Do this:
With the pictures left out, copy the listing below exactly.

Information given:
════

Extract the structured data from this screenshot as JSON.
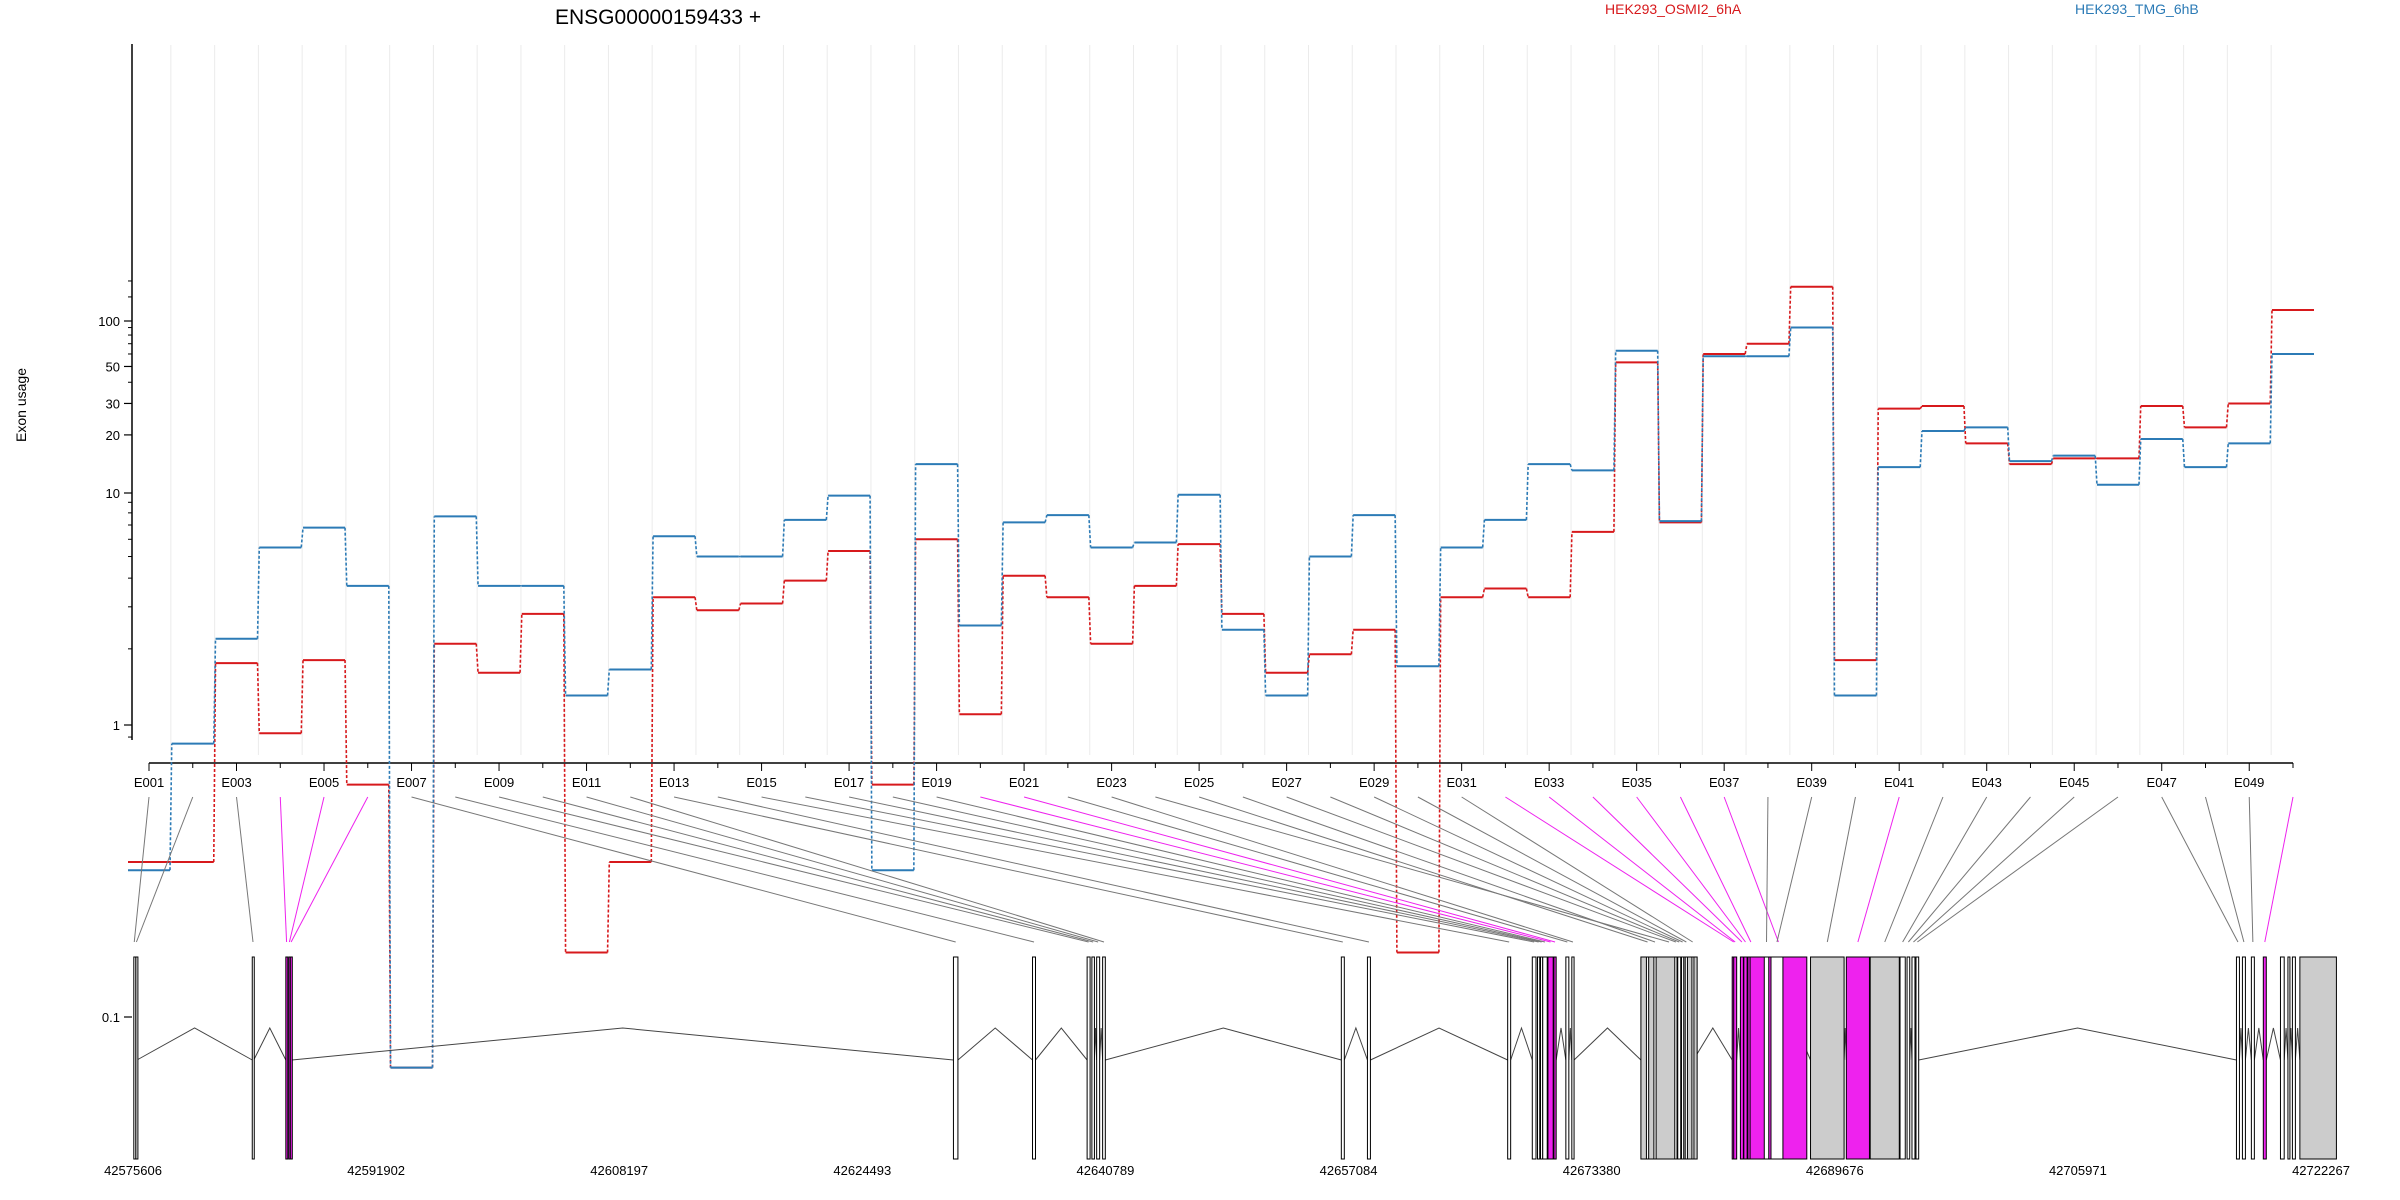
{
  "chart_data": {
    "type": "line",
    "title": "ENSG00000159433 +",
    "ylabel": "Exon usage",
    "yscale": "log",
    "yticks": [
      0.1,
      1,
      10,
      20,
      30,
      50,
      100
    ],
    "ytick_labels": [
      "0.1",
      "1",
      "10",
      "20",
      "30",
      "50",
      "100"
    ],
    "categories": [
      "E001",
      "E002",
      "E003",
      "E004",
      "E005",
      "E006",
      "E007",
      "E008",
      "E009",
      "E010",
      "E011",
      "E012",
      "E013",
      "E014",
      "E015",
      "E016",
      "E017",
      "E018",
      "E019",
      "E020",
      "E021",
      "E022",
      "E023",
      "E024",
      "E025",
      "E026",
      "E027",
      "E028",
      "E029",
      "E030",
      "E031",
      "E032",
      "E033",
      "E034",
      "E035",
      "E036",
      "E037",
      "E038",
      "E039",
      "E040",
      "E041",
      "E042",
      "E043",
      "E044",
      "E045",
      "E046",
      "E047",
      "E048",
      "E049",
      "E050"
    ],
    "xtick_labels": [
      "E001",
      "E003",
      "E005",
      "E007",
      "E009",
      "E011",
      "E013",
      "E015",
      "E017",
      "E019",
      "E021",
      "E023",
      "E025",
      "E027",
      "E029",
      "E031",
      "E033",
      "E035",
      "E037",
      "E039",
      "E041",
      "E043",
      "E045",
      "E047",
      "E049"
    ],
    "series": [
      {
        "name": "HEK293_OSMI2_6hA",
        "color": "#d7191c",
        "values": [
          0.32,
          0.32,
          1.75,
          0.93,
          1.8,
          0.6,
          0.07,
          2.1,
          1.6,
          2.8,
          0.16,
          0.32,
          3.3,
          2.9,
          3.1,
          3.9,
          5.3,
          0.6,
          6.0,
          1.1,
          4.1,
          3.3,
          2.1,
          3.7,
          5.7,
          2.8,
          1.6,
          1.9,
          2.4,
          0.16,
          3.3,
          3.6,
          3.3,
          6.5,
          53,
          7.2,
          60,
          70,
          180,
          1.8,
          28,
          29,
          18,
          14,
          15,
          15,
          29,
          22,
          30,
          120
        ]
      },
      {
        "name": "HEK293_TMG_6hB",
        "color": "#2c7bb6",
        "values": [
          0.3,
          0.85,
          2.2,
          5.5,
          6.8,
          3.7,
          0.07,
          7.7,
          3.7,
          3.7,
          1.3,
          1.65,
          6.2,
          5.0,
          5.0,
          7.4,
          9.7,
          0.3,
          14,
          2.5,
          7.2,
          7.8,
          5.5,
          5.8,
          9.8,
          2.4,
          1.3,
          5.0,
          7.8,
          1.7,
          5.5,
          7.4,
          14,
          13,
          63,
          7.3,
          58,
          58,
          90,
          1.3,
          13.5,
          21,
          22,
          14.5,
          15.5,
          11,
          19,
          13.5,
          18,
          60
        ]
      }
    ],
    "gene_model": {
      "coordinate_labels": [
        "42575606",
        "42591902",
        "42608197",
        "42624493",
        "42640789",
        "42657084",
        "42673380",
        "42689676",
        "42705971",
        "42722267"
      ],
      "coordinate_values": [
        42575606,
        42591902,
        42608197,
        42624493,
        42640789,
        42657084,
        42673380,
        42689676,
        42705971,
        42722267
      ],
      "highlight_color": "#ee22ee",
      "exon_color": "#cccccc",
      "highlighted_exons": [
        "E004",
        "E005",
        "E006",
        "E020",
        "E021",
        "E032",
        "E033",
        "E034",
        "E035",
        "E036",
        "E037",
        "E041",
        "E050"
      ],
      "exon_starts": [
        42575660,
        42575800,
        42583600,
        42585850,
        42586050,
        42586150,
        42630600,
        42635900,
        42639560,
        42639880,
        42640200,
        42640600,
        42656600,
        42658350,
        42667750,
        42669400,
        42669750,
        42669950,
        42670100,
        42670450,
        42670850,
        42671650,
        42672050,
        42676680,
        42677050,
        42677550,
        42678950,
        42679150,
        42679400,
        42679650,
        42680100,
        42682800,
        42682900,
        42683350,
        42683580,
        42683850,
        42684000,
        42684950,
        42685400,
        42688050,
        42690450,
        42692050,
        42694050,
        42694520,
        42694850,
        42695120,
        42716600,
        42717000,
        42717600,
        42718400,
        42719550,
        42720050,
        42720350,
        42720850
      ],
      "exon_ends": [
        42575720,
        42575870,
        42583700,
        42585950,
        42586130,
        42586260,
        42630900,
        42636100,
        42639760,
        42640050,
        42640400,
        42640780,
        42656800,
        42658550,
        42667950,
        42669650,
        42669900,
        42670100,
        42670400,
        42670800,
        42671000,
        42671850,
        42672200,
        42680450,
        42677200,
        42677700,
        42679100,
        42679350,
        42679550,
        42679800,
        42680200,
        42683000,
        42683100,
        42683550,
        42683800,
        42684250,
        42687800,
        42685250,
        42686200,
        42690300,
        42692000,
        42694000,
        42694400,
        42694700,
        42695050,
        42695300,
        42716800,
        42717200,
        42717800,
        42718600,
        42719800,
        42720150,
        42720550,
        42723300
      ]
    }
  }
}
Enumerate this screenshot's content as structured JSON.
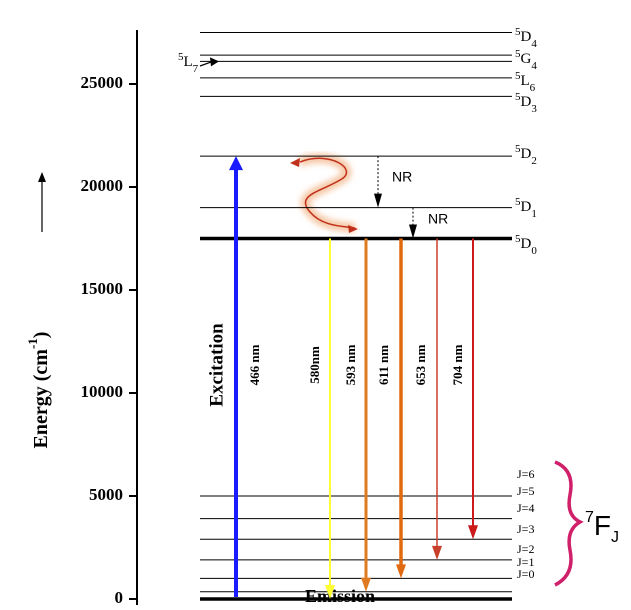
{
  "axis": {
    "label": "Energy (cm",
    "label_sup": "-1",
    "label_end": ")",
    "ylim": [
      0,
      27500
    ],
    "yticks": [
      0,
      5000,
      10000,
      15000,
      20000,
      25000
    ]
  },
  "upper_levels": [
    {
      "sup": "5",
      "term": "D",
      "sub": "4",
      "energy": 27500
    },
    {
      "sup": "5",
      "term": "G",
      "sub": "4",
      "energy": 26400
    },
    {
      "sup": "5",
      "term": "L",
      "sub": "7",
      "energy": 26100
    },
    {
      "sup": "5",
      "term": "L",
      "sub": "6",
      "energy": 25300
    },
    {
      "sup": "5",
      "term": "D",
      "sub": "3",
      "energy": 24400
    },
    {
      "sup": "5",
      "term": "D",
      "sub": "2",
      "energy": 21500
    },
    {
      "sup": "5",
      "term": "D",
      "sub": "1",
      "energy": 19000
    },
    {
      "sup": "5",
      "term": "D",
      "sub": "0",
      "energy": 17500
    }
  ],
  "lower_levels": [
    {
      "label": "J=0",
      "energy": 0
    },
    {
      "label": "J=1",
      "energy": 350
    },
    {
      "label": "J=2",
      "energy": 1000
    },
    {
      "label": "J=3",
      "energy": 1900
    },
    {
      "label": "J=4",
      "energy": 2900
    },
    {
      "label": "J=5",
      "energy": 3900
    },
    {
      "label": "J=6",
      "energy": 5000
    }
  ],
  "ground_term": {
    "sup": "7",
    "term": "F",
    "sub": "J"
  },
  "excitation": {
    "title": "Excitation",
    "label": "466 nm",
    "color": "#1a1aff"
  },
  "emission": {
    "title": "Emission",
    "transitions": [
      {
        "label": "580nm",
        "color": "#ffff33"
      },
      {
        "label": "593 nm",
        "color": "#e07a20"
      },
      {
        "label": "611 nm",
        "color": "#e06a10"
      },
      {
        "label": "653 nm",
        "color": "#c8402a"
      },
      {
        "label": "704 nm",
        "color": "#cc1a1a"
      }
    ]
  },
  "nonradiative": [
    "NR",
    "NR"
  ]
}
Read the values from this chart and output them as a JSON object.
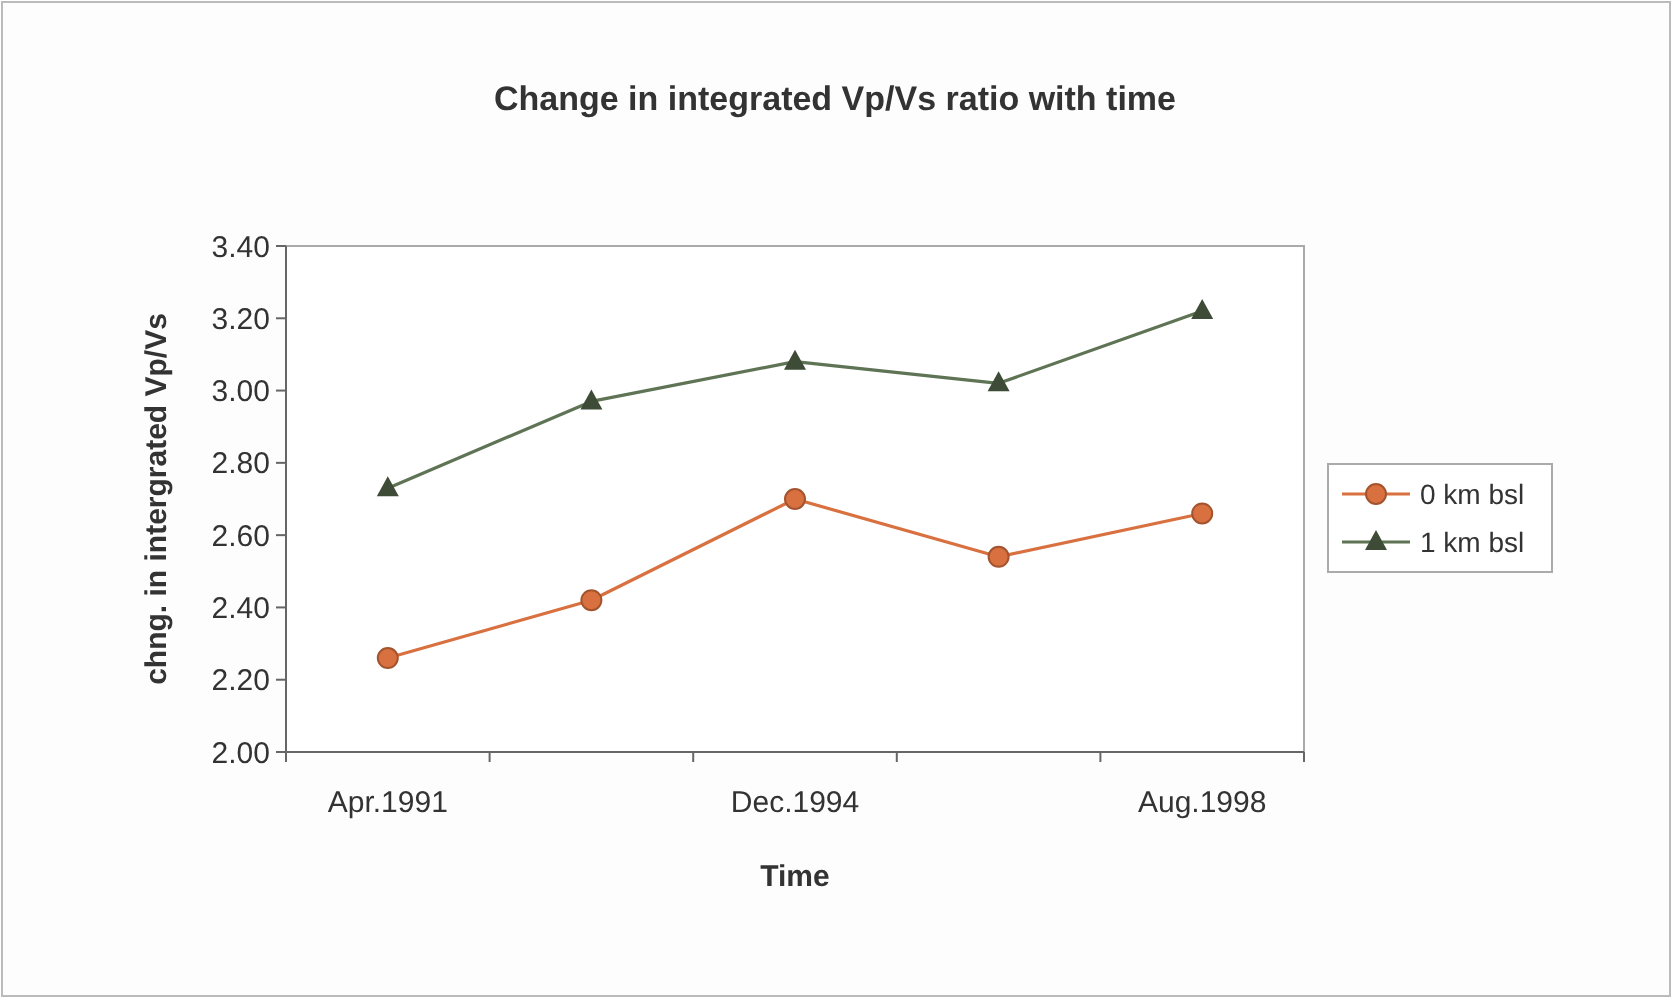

════

Finished exercise:
Extract the structured data from this screenshot as JSON.
{
  "chart_data": {
    "type": "line",
    "title": "ENSG00000159433 +",
    "ylabel": "Exon usage",
    "yscale": "log",
    "yticks": [
      0.1,
      1,
      10,
      20,
      30,
      50,
      100
    ],
    "ytick_labels": [
      "0.1",
      "1",
      "10",
      "20",
      "30",
      "50",
      "100"
    ],
    "categories": [
      "E001",
      "E002",
      "E003",
      "E004",
      "E005",
      "E006",
      "E007",
      "E008",
      "E009",
      "E010",
      "E011",
      "E012",
      "E013",
      "E014",
      "E015",
      "E016",
      "E017",
      "E018",
      "E019",
      "E020",
      "E021",
      "E022",
      "E023",
      "E024",
      "E025",
      "E026",
      "E027",
      "E028",
      "E029",
      "E030",
      "E031",
      "E032",
      "E033",
      "E034",
      "E035",
      "E036",
      "E037",
      "E038",
      "E039",
      "E040",
      "E041",
      "E042",
      "E043",
      "E044",
      "E045",
      "E046",
      "E047",
      "E048",
      "E049",
      "E050"
    ],
    "xtick_labels": [
      "E001",
      "E003",
      "E005",
      "E007",
      "E009",
      "E011",
      "E013",
      "E015",
      "E017",
      "E019",
      "E021",
      "E023",
      "E025",
      "E027",
      "E029",
      "E031",
      "E033",
      "E035",
      "E037",
      "E039",
      "E041",
      "E043",
      "E045",
      "E047",
      "E049"
    ],
    "series": [
      {
        "name": "HEK293_OSMI2_6hA",
        "color": "#d7191c",
        "values": [
          0.32,
          0.32,
          1.75,
          0.93,
          1.8,
          0.6,
          0.07,
          2.1,
          1.6,
          2.8,
          0.16,
          0.32,
          3.3,
          2.9,
          3.1,
          3.9,
          5.3,
          0.6,
          6.0,
          1.1,
          4.1,
          3.3,
          2.1,
          3.7,
          5.7,
          2.8,
          1.6,
          1.9,
          2.4,
          0.16,
          3.3,
          3.6,
          3.3,
          6.5,
          53,
          7.2,
          60,
          70,
          180,
          1.8,
          28,
          29,
          18,
          14,
          15,
          15,
          29,
          22,
          30,
          120
        ]
      },
      {
        "name": "HEK293_TMG_6hB",
        "color": "#2c7bb6",
        "values": [
          0.3,
          0.85,
          2.2,
          5.5,
          6.8,
          3.7,
          0.07,
          7.7,
          3.7,
          3.7,
          1.3,
          1.65,
          6.2,
          5.0,
          5.0,
          7.4,
          9.7,
          0.3,
          14,
          2.5,
          7.2,
          7.8,
          5.5,
          5.8,
          9.8,
          2.4,
          1.3,
          5.0,
          7.8,
          1.7,
          5.5,
          7.4,
          14,
          13,
          63,
          7.3,
          58,
          58,
          90,
          1.3,
          13.5,
          21,
          22,
          14.5,
          15.5,
          11,
          19,
          13.5,
          18,
          60
        ]
      }
    ],
    "gene_model": {
      "coordinate_labels": [
        "42575606",
        "42591902",
        "42608197",
        "42624493",
        "42640789",
        "42657084",
        "42673380",
        "42689676",
        "42705971",
        "42722267"
      ],
      "coordinate_values": [
        42575606,
        42591902,
        42608197,
        42624493,
        42640789,
        42657084,
        42673380,
        42689676,
        42705971,
        42722267
      ],
      "highlight_color": "#ee22ee",
      "exon_color": "#cccccc",
      "highlighted_exons": [
        "E004",
        "E005",
        "E006",
        "E020",
        "E021",
        "E032",
        "E033",
        "E034",
        "E035",
        "E036",
        "E037",
        "E041",
        "E050"
      ],
      "exon_starts": [
        42575660,
        42575800,
        42583600,
        42585850,
        42586050,
        42586150,
        42630600,
        42635900,
        42639560,
        42639880,
        42640200,
        42640600,
        42656600,
        42658350,
        42667750,
        42669400,
        42669750,
        42669950,
        42670100,
        42670450,
        42670850,
        42671650,
        42672050,
        42676680,
        42677050,
        42677550,
        42678950,
        42679150,
        42679400,
        42679650,
        42680100,
        42682800,
        42682900,
        42683350,
        42683580,
        42683850,
        42684000,
        42684950,
        42685400,
        42688050,
        42690450,
        42692050,
        42694050,
        42694520,
        42694850,
        42695120,
        42716600,
        42717000,
        42717600,
        42718400,
        42719550,
        42720050,
        42720350,
        42720850
      ],
      "exon_ends": [
        42575720,
        42575870,
        42583700,
        42585950,
        42586130,
        42586260,
        42630900,
        42636100,
        42639760,
        42640050,
        42640400,
        42640780,
        42656800,
        42658550,
        42667950,
        42669650,
        42669900,
        42670100,
        42670400,
        42670800,
        42671000,
        42671850,
        42672200,
        42680450,
        42677200,
        42677700,
        42679100,
        42679350,
        42679550,
        42679800,
        42680200,
        42683000,
        42683100,
        42683550,
        42683800,
        42684250,
        42687800,
        42685250,
        42686200,
        42690300,
        42692000,
        42694000,
        42694400,
        42694700,
        42695050,
        42695300,
        42716800,
        42717200,
        42717800,
        42718600,
        42719800,
        42720150,
        42720550,
        42723300
      ]
    }
  }
}
Enumerate this screenshot's content as structured JSON.
{
  "axis": {
    "label": "Energy (cm",
    "label_sup": "-1",
    "label_end": ")",
    "ylim": [
      0,
      27500
    ],
    "yticks": [
      0,
      5000,
      10000,
      15000,
      20000,
      25000
    ]
  },
  "upper_levels": [
    {
      "sup": "5",
      "term": "D",
      "sub": "4",
      "energy": 27500
    },
    {
      "sup": "5",
      "term": "G",
      "sub": "4",
      "energy": 26400
    },
    {
      "sup": "5",
      "term": "L",
      "sub": "7",
      "energy": 26100
    },
    {
      "sup": "5",
      "term": "L",
      "sub": "6",
      "energy": 25300
    },
    {
      "sup": "5",
      "term": "D",
      "sub": "3",
      "energy": 24400
    },
    {
      "sup": "5",
      "term": "D",
      "sub": "2",
      "energy": 21500
    },
    {
      "sup": "5",
      "term": "D",
      "sub": "1",
      "energy": 19000
    },
    {
      "sup": "5",
      "term": "D",
      "sub": "0",
      "energy": 17500
    }
  ],
  "lower_levels": [
    {
      "label": "J=0",
      "energy": 0
    },
    {
      "label": "J=1",
      "energy": 350
    },
    {
      "label": "J=2",
      "energy": 1000
    },
    {
      "label": "J=3",
      "energy": 1900
    },
    {
      "label": "J=4",
      "energy": 2900
    },
    {
      "label": "J=5",
      "energy": 3900
    },
    {
      "label": "J=6",
      "energy": 5000
    }
  ],
  "ground_term": {
    "sup": "7",
    "term": "F",
    "sub": "J"
  },
  "excitation": {
    "title": "Excitation",
    "label": "466 nm",
    "color": "#1a1aff"
  },
  "emission": {
    "title": "Emission",
    "transitions": [
      {
        "label": "580nm",
        "color": "#ffff33"
      },
      {
        "label": "593 nm",
        "color": "#e07a20"
      },
      {
        "label": "611 nm",
        "color": "#e06a10"
      },
      {
        "label": "653 nm",
        "color": "#c8402a"
      },
      {
        "label": "704 nm",
        "color": "#cc1a1a"
      }
    ]
  },
  "nonradiative": [
    "NR",
    "NR"
  ]
}
Read the values from this chart and output them as a JSON object.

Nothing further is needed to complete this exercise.